### Written problem
Search the material below for the string "color" and extract each line that has it.
+++ Data provided +++
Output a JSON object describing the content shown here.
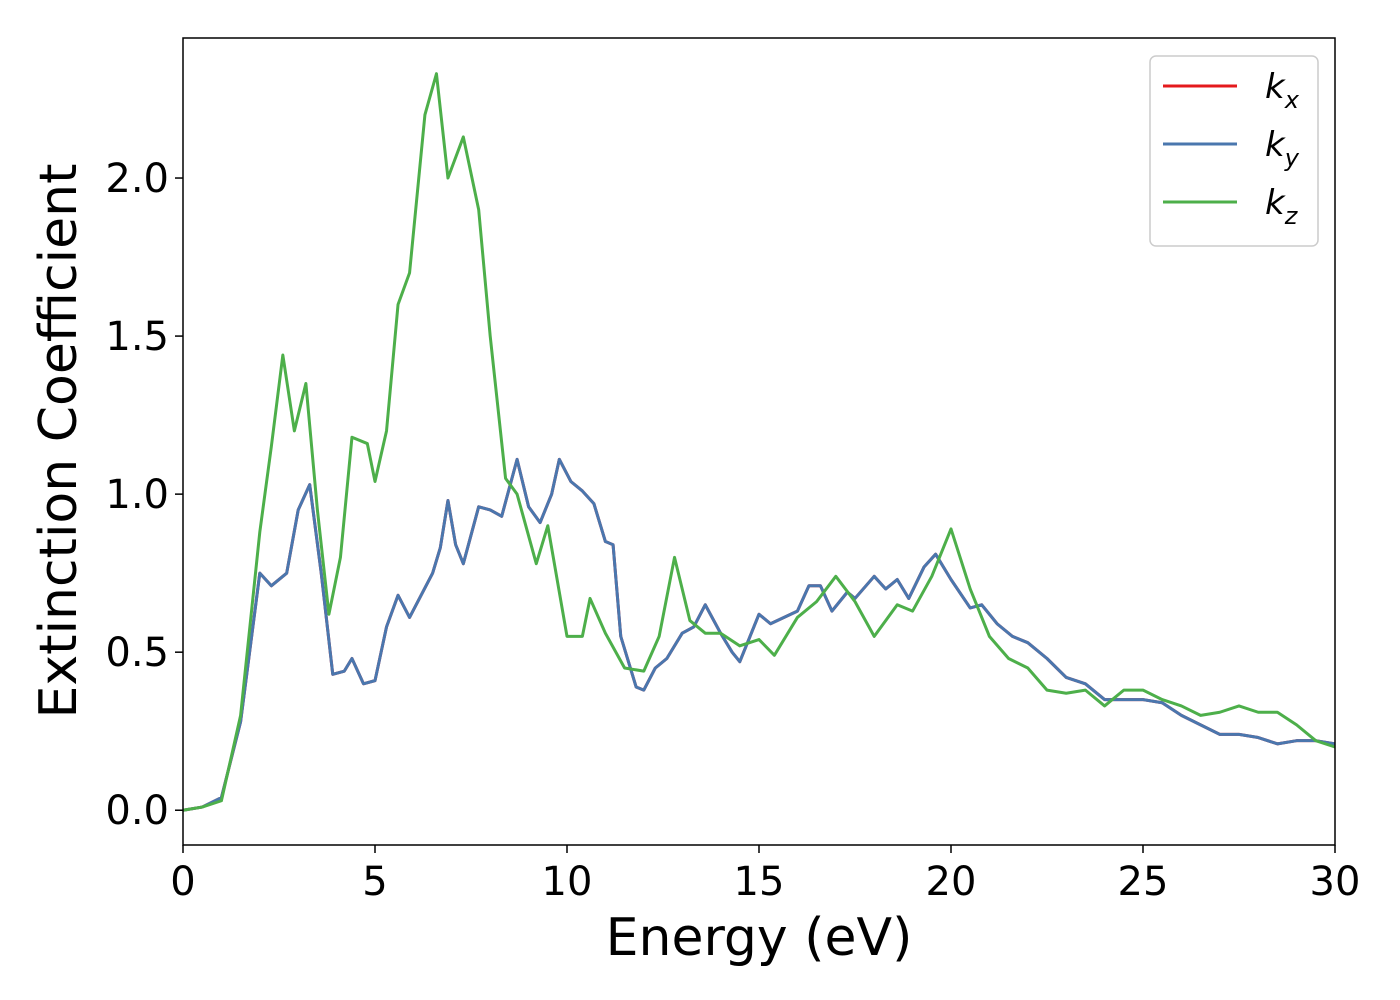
{
  "chart_data": {
    "type": "line",
    "xlabel": "Energy (eV)",
    "ylabel": "Extinction Coefficient",
    "xlim": [
      0,
      30
    ],
    "ylim": [
      -0.11,
      2.443
    ],
    "xticks": [
      0,
      5,
      10,
      15,
      20,
      25,
      30
    ],
    "yticks": [
      {
        "value": 0,
        "label": "0.0"
      },
      {
        "value": 0.5,
        "label": "0.5"
      },
      {
        "value": 1,
        "label": "1.0"
      },
      {
        "value": 1.5,
        "label": "1.5"
      },
      {
        "value": 2,
        "label": "2.0"
      }
    ],
    "legend": "upper right",
    "series": [
      {
        "name": "k_x",
        "color": "#e41a1c",
        "x": [
          0,
          0.5,
          1,
          1.5,
          2,
          2.3,
          2.7,
          3,
          3.3,
          3.6,
          3.9,
          4.2,
          4.4,
          4.7,
          5,
          5.3,
          5.6,
          5.9,
          6.2,
          6.5,
          6.7,
          6.9,
          7.1,
          7.3,
          7.7,
          8,
          8.3,
          8.7,
          9,
          9.3,
          9.6,
          9.8,
          10.1,
          10.4,
          10.7,
          11,
          11.2,
          11.4,
          11.8,
          12,
          12.3,
          12.6,
          13,
          13.3,
          13.6,
          14,
          14.3,
          14.5,
          15,
          15.3,
          16,
          16.3,
          16.6,
          16.9,
          17.3,
          17.5,
          18,
          18.3,
          18.6,
          18.9,
          19.3,
          19.6,
          20,
          20.5,
          20.8,
          21.2,
          21.6,
          22,
          22.5,
          23,
          23.5,
          24,
          24.5,
          25,
          25.5,
          26,
          26.5,
          27,
          27.5,
          28,
          28.5,
          29,
          29.5,
          30
        ],
        "values": [
          0,
          0.01,
          0.04,
          0.28,
          0.75,
          0.71,
          0.75,
          0.95,
          1.03,
          0.75,
          0.43,
          0.44,
          0.48,
          0.4,
          0.41,
          0.58,
          0.68,
          0.61,
          0.68,
          0.75,
          0.83,
          0.98,
          0.84,
          0.78,
          0.96,
          0.95,
          0.93,
          1.11,
          0.96,
          0.91,
          1.0,
          1.11,
          1.04,
          1.01,
          0.97,
          0.85,
          0.84,
          0.55,
          0.39,
          0.38,
          0.45,
          0.48,
          0.56,
          0.58,
          0.65,
          0.56,
          0.5,
          0.47,
          0.62,
          0.59,
          0.63,
          0.71,
          0.71,
          0.63,
          0.69,
          0.67,
          0.74,
          0.7,
          0.73,
          0.67,
          0.77,
          0.81,
          0.73,
          0.64,
          0.65,
          0.59,
          0.55,
          0.53,
          0.48,
          0.42,
          0.4,
          0.35,
          0.35,
          0.35,
          0.34,
          0.3,
          0.27,
          0.24,
          0.24,
          0.23,
          0.21,
          0.22,
          0.22,
          0.21
        ]
      },
      {
        "name": "k_y",
        "color": "#4a77ae",
        "x": [
          0,
          0.5,
          1,
          1.5,
          2,
          2.3,
          2.7,
          3,
          3.3,
          3.6,
          3.9,
          4.2,
          4.4,
          4.7,
          5,
          5.3,
          5.6,
          5.9,
          6.2,
          6.5,
          6.7,
          6.9,
          7.1,
          7.3,
          7.7,
          8,
          8.3,
          8.7,
          9,
          9.3,
          9.6,
          9.8,
          10.1,
          10.4,
          10.7,
          11,
          11.2,
          11.4,
          11.8,
          12,
          12.3,
          12.6,
          13,
          13.3,
          13.6,
          14,
          14.3,
          14.5,
          15,
          15.3,
          16,
          16.3,
          16.6,
          16.9,
          17.3,
          17.5,
          18,
          18.3,
          18.6,
          18.9,
          19.3,
          19.6,
          20,
          20.5,
          20.8,
          21.2,
          21.6,
          22,
          22.5,
          23,
          23.5,
          24,
          24.5,
          25,
          25.5,
          26,
          26.5,
          27,
          27.5,
          28,
          28.5,
          29,
          29.5,
          30
        ],
        "values": [
          0,
          0.01,
          0.04,
          0.28,
          0.75,
          0.71,
          0.75,
          0.95,
          1.03,
          0.75,
          0.43,
          0.44,
          0.48,
          0.4,
          0.41,
          0.58,
          0.68,
          0.61,
          0.68,
          0.75,
          0.83,
          0.98,
          0.84,
          0.78,
          0.96,
          0.95,
          0.93,
          1.11,
          0.96,
          0.91,
          1.0,
          1.11,
          1.04,
          1.01,
          0.97,
          0.85,
          0.84,
          0.55,
          0.39,
          0.38,
          0.45,
          0.48,
          0.56,
          0.58,
          0.65,
          0.56,
          0.5,
          0.47,
          0.62,
          0.59,
          0.63,
          0.71,
          0.71,
          0.63,
          0.69,
          0.67,
          0.74,
          0.7,
          0.73,
          0.67,
          0.77,
          0.81,
          0.73,
          0.64,
          0.65,
          0.59,
          0.55,
          0.53,
          0.48,
          0.42,
          0.4,
          0.35,
          0.35,
          0.35,
          0.34,
          0.3,
          0.27,
          0.24,
          0.24,
          0.23,
          0.21,
          0.22,
          0.22,
          0.21
        ]
      },
      {
        "name": "k_z",
        "color": "#4daf4a",
        "x": [
          0,
          0.5,
          1,
          1.5,
          2,
          2.3,
          2.6,
          2.9,
          3.2,
          3.5,
          3.8,
          4.1,
          4.4,
          4.8,
          5,
          5.3,
          5.6,
          5.9,
          6.3,
          6.6,
          6.9,
          7.3,
          7.7,
          8,
          8.4,
          8.7,
          9.2,
          9.5,
          10,
          10.4,
          10.6,
          11,
          11.5,
          12,
          12.4,
          12.8,
          13.2,
          13.6,
          14,
          14.5,
          15,
          15.4,
          16,
          16.5,
          17,
          17.5,
          18,
          18.6,
          19,
          19.5,
          20,
          20.5,
          21,
          21.5,
          22,
          22.5,
          23,
          23.5,
          24,
          24.5,
          25,
          25.5,
          26,
          26.5,
          27,
          27.5,
          28,
          28.5,
          29,
          29.5,
          30
        ],
        "values": [
          0,
          0.01,
          0.03,
          0.3,
          0.88,
          1.15,
          1.44,
          1.2,
          1.35,
          0.95,
          0.62,
          0.8,
          1.18,
          1.16,
          1.04,
          1.2,
          1.6,
          1.7,
          2.2,
          2.33,
          2.0,
          2.13,
          1.9,
          1.5,
          1.05,
          1.0,
          0.78,
          0.9,
          0.55,
          0.55,
          0.67,
          0.56,
          0.45,
          0.44,
          0.55,
          0.8,
          0.6,
          0.56,
          0.56,
          0.52,
          0.54,
          0.49,
          0.61,
          0.66,
          0.74,
          0.66,
          0.55,
          0.65,
          0.63,
          0.74,
          0.89,
          0.7,
          0.55,
          0.48,
          0.45,
          0.38,
          0.37,
          0.38,
          0.33,
          0.38,
          0.38,
          0.35,
          0.33,
          0.3,
          0.31,
          0.33,
          0.31,
          0.31,
          0.27,
          0.22,
          0.2
        ]
      }
    ]
  }
}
+++
### Solution to this task
        "color": "#e41a1c",
        "color": "#4a77ae",
        "color": "#4daf4a",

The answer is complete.